##### Material for this task #####

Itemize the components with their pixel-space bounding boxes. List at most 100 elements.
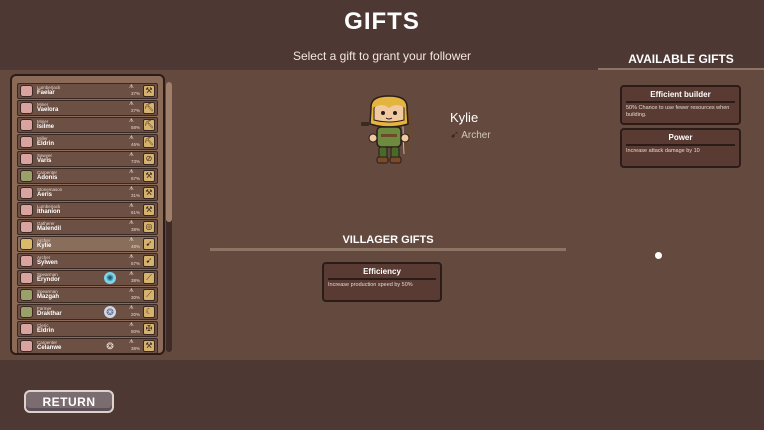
bow-icon: ➹ <box>450 129 460 141</box>
follower-row[interactable]: Farmer Drakthar ❂ ᗑ 20% ☾ <box>17 304 158 320</box>
avatar <box>20 306 33 318</box>
stat-icon: ᗑ <box>129 152 134 158</box>
cursor-dot <box>655 252 662 259</box>
follower-row-name: Isilme <box>37 124 55 130</box>
page-title: GIFTS <box>344 8 420 35</box>
follower-row[interactable]: Miller Eldrin ᗑ 46% ⛏ <box>17 134 158 150</box>
status-badge-icon: ✺ <box>104 272 116 284</box>
follower-percent: 38% <box>130 278 140 283</box>
avatar <box>20 289 33 301</box>
follower-row-name: Malendil <box>37 226 62 232</box>
follower-percent: 58% <box>130 125 140 130</box>
stat-icon: ᗑ <box>129 169 134 175</box>
villager-gifts-divider <box>210 248 566 251</box>
spear-icon: ⟋ <box>143 289 155 301</box>
available-gifts-title: AVAILABLE GIFTS <box>628 52 734 66</box>
stat-icon: ᗑ <box>129 254 134 260</box>
follower-percent: 73% <box>130 159 140 164</box>
avatar <box>20 153 33 165</box>
return-button[interactable]: RETURN <box>24 390 114 413</box>
gift-card-power[interactable]: Power Increase attack damage by 10 <box>620 128 741 168</box>
avatar <box>20 204 33 216</box>
stat-icon: ᗑ <box>129 271 134 277</box>
avatar <box>20 272 33 284</box>
avatar <box>20 136 33 148</box>
follower-row-name: Celanwe <box>37 345 62 351</box>
follower-list-scrollbar[interactable] <box>166 82 172 352</box>
gift-card-description: Increase attack damage by 10 <box>626 148 700 154</box>
stat-icon: ᗑ <box>129 220 134 226</box>
follower-class: ➹ Archer <box>450 128 491 141</box>
avatar <box>20 187 33 199</box>
gift-card-title: Efficient builder <box>650 90 711 99</box>
follower-row[interactable]: Carpenter Adonis ᗑ 67% ⚒ <box>17 168 158 184</box>
hammer-icon: ⚒ <box>143 340 155 352</box>
follower-percent: 38% <box>130 227 140 232</box>
bow-icon: ➹ <box>143 238 155 250</box>
stat-icon: ᗑ <box>129 84 134 90</box>
axe-icon: ⚒ <box>143 85 155 97</box>
follower-percent: 27% <box>130 108 140 113</box>
follower-row-name: Eryndor <box>37 277 61 283</box>
scythe-icon: ☾ <box>143 306 155 318</box>
follower-row[interactable]: Miner Vaelora ᗑ 27% ⛏ <box>17 100 158 116</box>
avatar <box>20 170 33 182</box>
follower-row[interactable]: Lumberjack Ithanion ᗑ 61% ⚒ <box>17 202 158 218</box>
follower-row-name: Faelar <box>37 90 55 96</box>
follower-row[interactable]: Sawyer Varis ᗑ 73% ⊘ <box>17 151 158 167</box>
follower-row[interactable]: Stonemason Aeris ᗑ 31% ⚒ <box>17 185 158 201</box>
pickaxe-icon: ⛏ <box>143 119 155 131</box>
stat-icon: ᗑ <box>129 101 134 107</box>
follower-class-label: Archer <box>461 130 491 141</box>
gift-card-efficiency[interactable]: Efficiency Increase production speed by … <box>322 262 442 302</box>
follower-row[interactable]: Spearman Eryndor ✺ ᗑ 38% ⟋ <box>17 270 158 286</box>
stat-icon: ᗑ <box>129 203 134 209</box>
stat-icon: ᗑ <box>129 288 134 294</box>
follower-row-name: Drakthar <box>37 311 62 317</box>
follower-row[interactable]: Archer Sylwen ᗑ 57% ➹ <box>17 253 158 269</box>
follower-percent: 37% <box>130 91 140 96</box>
status-badge-icon: ❂ <box>104 306 116 318</box>
follower-name: Kylie <box>450 110 479 125</box>
follower-percent: 30% <box>130 295 140 300</box>
gift-card-description: 50% Chance to use fewer resources when b… <box>626 105 730 118</box>
follower-percent: 20% <box>130 312 140 317</box>
follower-list: Lumberjack Faelar ᗑ 37% ⚒ Miner Vaelora ᗑ 27% ⛏ Mi… <box>10 74 165 355</box>
follower-percent: 38% <box>130 346 140 351</box>
follower-row[interactable]: Cleric Eldrin ᗑ 50% ✠ <box>17 321 158 337</box>
follower-row[interactable]: Gatherer Malendil ᗑ 38% ◎ <box>17 219 158 235</box>
avatar <box>20 323 33 335</box>
follower-row-name: Eldrin <box>37 328 55 334</box>
follower-row[interactable]: Miner Isilme ᗑ 58% ⛏ <box>17 117 158 133</box>
follower-percent: 48% <box>130 244 140 249</box>
gift-card-description: Increase production speed by 50% <box>328 282 413 288</box>
follower-row-name: Ithanion <box>37 209 61 215</box>
follower-row[interactable]: Spearman Mazgah ᗑ 30% ⟋ <box>17 287 158 303</box>
stat-icon: ᗑ <box>129 135 134 141</box>
gift-card-efficient-builder[interactable]: Efficient builder 50% Chance to use fewe… <box>620 85 741 125</box>
follower-percent: 46% <box>130 142 140 147</box>
status-badge-icon: ❂ <box>106 341 114 351</box>
avatar <box>20 221 33 233</box>
stat-icon: ᗑ <box>129 237 134 243</box>
avatar <box>20 340 33 352</box>
follower-percent: 50% <box>130 329 140 334</box>
pickaxe-icon: ⛏ <box>143 102 155 114</box>
avatar <box>20 238 33 250</box>
pickaxe-icon: ⛏ <box>143 136 155 148</box>
hammer-icon: ⚒ <box>143 187 155 199</box>
axe-icon: ⚒ <box>143 204 155 216</box>
saw-icon: ⊘ <box>143 153 155 165</box>
follower-row-name: Mazgah <box>37 294 60 300</box>
follower-row[interactable]: Archer Kylie ᗑ 48% ➹ <box>17 236 158 252</box>
follower-row-name: Adonis <box>37 175 58 181</box>
follower-row[interactable]: Carpenter Celanwe ❂ ᗑ 38% ⚒ <box>17 338 158 353</box>
avatar <box>20 102 33 114</box>
follower-row[interactable]: Lumberjack Faelar ᗑ 37% ⚒ <box>17 83 158 99</box>
scrollbar-thumb[interactable] <box>166 82 172 222</box>
follower-row-name: Sylwen <box>37 260 58 266</box>
follower-portrait <box>361 95 412 164</box>
hammer-icon: ⚒ <box>143 170 155 182</box>
stat-icon: ᗑ <box>129 339 134 345</box>
follower-row-name: Eldrin <box>37 141 55 147</box>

#####

Reproduce the data above word for word, with every line in its original order, but omit the pictures.

Itemize the components with their pixel-space bounding boxes. List at most 100 elements.
bow-icon: ➹ <box>450 129 460 141</box>
follower-row[interactable]: Farmer Drakthar ❂ ᗑ 20% ☾ <box>17 304 158 320</box>
avatar <box>20 306 33 318</box>
stat-icon: ᗑ <box>129 152 134 158</box>
cursor-dot <box>655 252 662 259</box>
follower-row-name: Isilme <box>37 124 55 130</box>
page-title: GIFTS <box>344 8 420 35</box>
follower-row[interactable]: Miller Eldrin ᗑ 46% ⛏ <box>17 134 158 150</box>
status-badge-icon: ✺ <box>104 272 116 284</box>
follower-percent: 38% <box>130 278 140 283</box>
avatar <box>20 289 33 301</box>
follower-row-name: Malendil <box>37 226 62 232</box>
follower-percent: 58% <box>130 125 140 130</box>
stat-icon: ᗑ <box>129 169 134 175</box>
villager-gifts-divider <box>210 248 566 251</box>
spear-icon: ⟋ <box>143 289 155 301</box>
available-gifts-title: AVAILABLE GIFTS <box>628 52 734 66</box>
stat-icon: ᗑ <box>129 254 134 260</box>
follower-percent: 73% <box>130 159 140 164</box>
avatar <box>20 153 33 165</box>
return-button[interactable]: RETURN <box>24 390 114 413</box>
gift-card-power[interactable]: Power Increase attack damage by 10 <box>620 128 741 168</box>
avatar <box>20 204 33 216</box>
stat-icon: ᗑ <box>129 271 134 277</box>
avatar <box>20 272 33 284</box>
avatar <box>20 136 33 148</box>
follower-row-name: Celanwe <box>37 345 62 351</box>
follower-list-scrollbar[interactable] <box>166 82 172 352</box>
gift-card-description: Increase attack damage by 10 <box>626 148 700 154</box>
stat-icon: ᗑ <box>129 220 134 226</box>
follower-class: ➹ Archer <box>450 128 491 141</box>
avatar <box>20 187 33 199</box>
gift-card-title: Efficient builder <box>650 90 711 99</box>
follower-row[interactable]: Carpenter Adonis ᗑ 67% ⚒ <box>17 168 158 184</box>
hammer-icon: ⚒ <box>143 340 155 352</box>
follower-percent: 38% <box>130 227 140 232</box>
bow-icon: ➹ <box>143 238 155 250</box>
stat-icon: ᗑ <box>129 84 134 90</box>
axe-icon: ⚒ <box>143 85 155 97</box>
follower-percent: 27% <box>130 108 140 113</box>
follower-row-name: Eryndor <box>37 277 61 283</box>
scythe-icon: ☾ <box>143 306 155 318</box>
follower-row[interactable]: Miner Vaelora ᗑ 27% ⛏ <box>17 100 158 116</box>
avatar <box>20 170 33 182</box>
follower-row[interactable]: Lumberjack Ithanion ᗑ 61% ⚒ <box>17 202 158 218</box>
follower-row-name: Faelar <box>37 90 55 96</box>
follower-row[interactable]: Sawyer Varis ᗑ 73% ⊘ <box>17 151 158 167</box>
follower-row[interactable]: Stonemason Aeris ᗑ 31% ⚒ <box>17 185 158 201</box>
pickaxe-icon: ⛏ <box>143 119 155 131</box>
stat-icon: ᗑ <box>129 101 134 107</box>
follower-class-label: Archer <box>461 130 491 141</box>
gift-card-efficiency[interactable]: Efficiency Increase production speed by … <box>322 262 442 302</box>
follower-row[interactable]: Spearman Eryndor ✺ ᗑ 38% ⟋ <box>17 270 158 286</box>
stat-icon: ᗑ <box>129 203 134 209</box>
stat-icon: ᗑ <box>129 288 134 294</box>
follower-row-name: Drakthar <box>37 311 62 317</box>
follower-row[interactable]: Archer Sylwen ᗑ 57% ➹ <box>17 253 158 269</box>
follower-percent: 37% <box>130 91 140 96</box>
status-badge-icon: ❂ <box>104 306 116 318</box>
follower-name: Kylie <box>450 110 479 125</box>
follower-percent: 30% <box>130 295 140 300</box>
gift-card-description: 50% Chance to use fewer resources when b… <box>626 105 730 118</box>
follower-percent: 20% <box>130 312 140 317</box>
follower-list: Lumberjack Faelar ᗑ 37% ⚒ Miner Vaelora ᗑ 27% ⛏ Mi… <box>10 74 165 355</box>
follower-percent: 38% <box>130 346 140 351</box>
follower-row[interactable]: Cleric Eldrin ᗑ 50% ✠ <box>17 321 158 337</box>
follower-row[interactable]: Gatherer Malendil ᗑ 38% ◎ <box>17 219 158 235</box>
avatar <box>20 323 33 335</box>
follower-row-name: Eldrin <box>37 328 55 334</box>
follower-row[interactable]: Miner Isilme ᗑ 58% ⛏ <box>17 117 158 133</box>
follower-percent: 48% <box>130 244 140 249</box>
gift-card-description: Increase production speed by 50% <box>328 282 413 288</box>
follower-row-name: Ithanion <box>37 209 61 215</box>
follower-row[interactable]: Spearman Mazgah ᗑ 30% ⟋ <box>17 287 158 303</box>
stat-icon: ᗑ <box>129 135 134 141</box>
gift-card-efficient-builder[interactable]: Efficient builder 50% Chance to use fewe… <box>620 85 741 125</box>
follower-percent: 46% <box>130 142 140 147</box>
status-badge-icon: ❂ <box>106 341 114 351</box>
avatar <box>20 221 33 233</box>
stat-icon: ᗑ <box>129 237 134 243</box>
avatar <box>20 340 33 352</box>
follower-percent: 50% <box>130 329 140 334</box>
pickaxe-icon: ⛏ <box>143 102 155 114</box>
avatar <box>20 238 33 250</box>
pickaxe-icon: ⛏ <box>143 136 155 148</box>
hammer-icon: ⚒ <box>143 187 155 199</box>
axe-icon: ⚒ <box>143 204 155 216</box>
saw-icon: ⊘ <box>143 153 155 165</box>
follower-row-name: Mazgah <box>37 294 60 300</box>
follower-row[interactable]: Archer Kylie ᗑ 48% ➹ <box>17 236 158 252</box>
follower-row-name: Adonis <box>37 175 58 181</box>
follower-row[interactable]: Carpenter Celanwe ❂ ᗑ 38% ⚒ <box>17 338 158 353</box>
avatar <box>20 102 33 114</box>
follower-row[interactable]: Lumberjack Faelar ᗑ 37% ⚒ <box>17 83 158 99</box>
scrollbar-thumb[interactable] <box>166 82 172 222</box>
follower-row-name: Sylwen <box>37 260 58 266</box>
follower-portrait <box>361 95 412 164</box>
hammer-icon: ⚒ <box>143 170 155 182</box>
stat-icon: ᗑ <box>129 339 134 345</box>
follower-row-name: Eldrin <box>37 141 55 147</box>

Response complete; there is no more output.